[Extracted records]

+++

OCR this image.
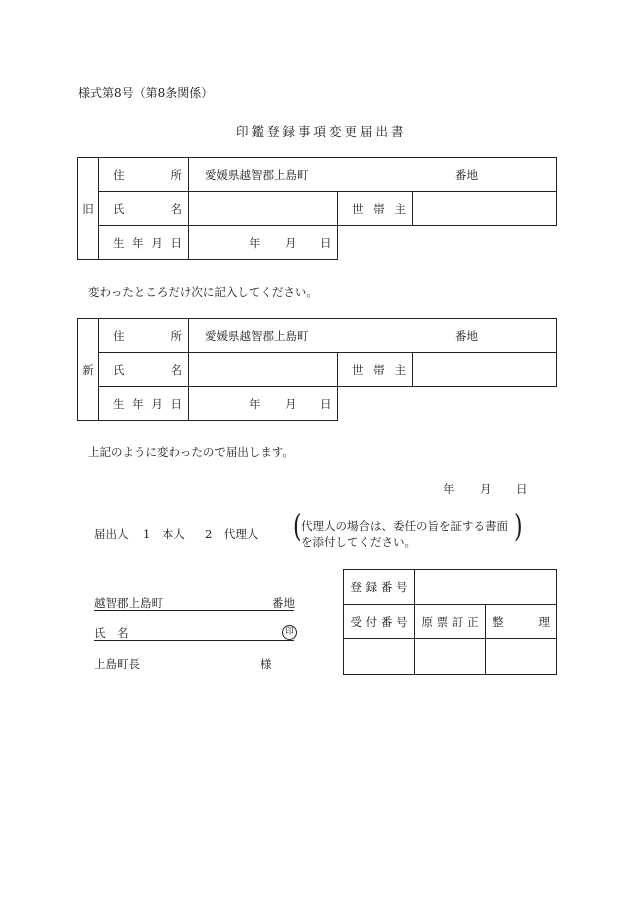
様式第8号（第8条関係）
印鑑登録事項変更届出書
旧	住 所	愛媛県越智郡上島町 番地		

	氏 名		世 帯 主	

	生 年 月 日	年 月 日		

変わったところだけ次に記入してください。
新	住 所	愛媛県越智郡上島町 番地		

	氏 名		世 帯 主	

	生 年 月 日	年 月 日		

上記のように変わったので届出します。
年 月 日
届出人 1　本人 2　代理人 ( 代理人の場合は、委任の旨を証する書面
を添付してください。	)
越智郡上島町	番地
氏　名	印
上島町長	様
登 録 番 号		
受 付 番 号	原 票 訂 正	整 理
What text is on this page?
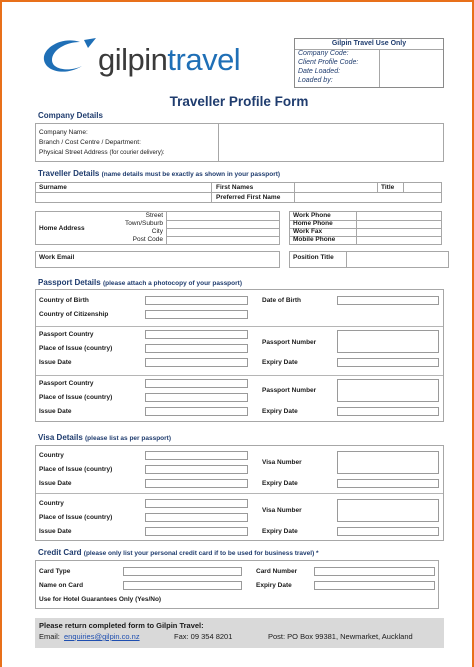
gilpintravel	Gilpin Travel Use Only
Company Code:
Client Profile Code:
Date Loaded:
Loaded by:
Traveller Profile Form
Company Details
Company Name:
Branch / Cost Centre / Department:
Physical Street Address (for courier delivery):
Traveller Details (name details must be exactly as shown in your passport)
Surname	First Names	Title
Preferred First Name
Home Address
Street
Town/Suburb
City
Post Code
Work Phone
Home Phone
Work Fax
Mobile Phone
Work Email	Position Title
Passport Details (please attach a photocopy of your passport)
Country of Birth	Date of Birth
Country of Citizenship
Passport Country
Place of Issue (country)
Issue Date
Passport Number
Expiry Date
Passport Country
Place of Issue (country)
Issue Date
Passport Number
Expiry Date
Visa Details (please list as per passport)
Country
Place of Issue (country)
Issue Date
Visa Number
Expiry Date
Country
Place of Issue (country)
Issue Date
Visa Number
Expiry Date
Credit Card (please only list your personal credit card if to be used for business travel) *
Card Type	Card Number
Name on Card	Expiry Date
Use for Hotel Guarantees Only (Yes/No)
Please return completed form to Gilpin Travel:
Email: enquiries@gilpin.co.nz	Fax: 09 354 8201	Post: PO Box 99381, Newmarket, Auckland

+++

**What you will do**
Give the count of lines in the data above that hold the string "Traveller", with no additional words.

**Solution to this problem**
2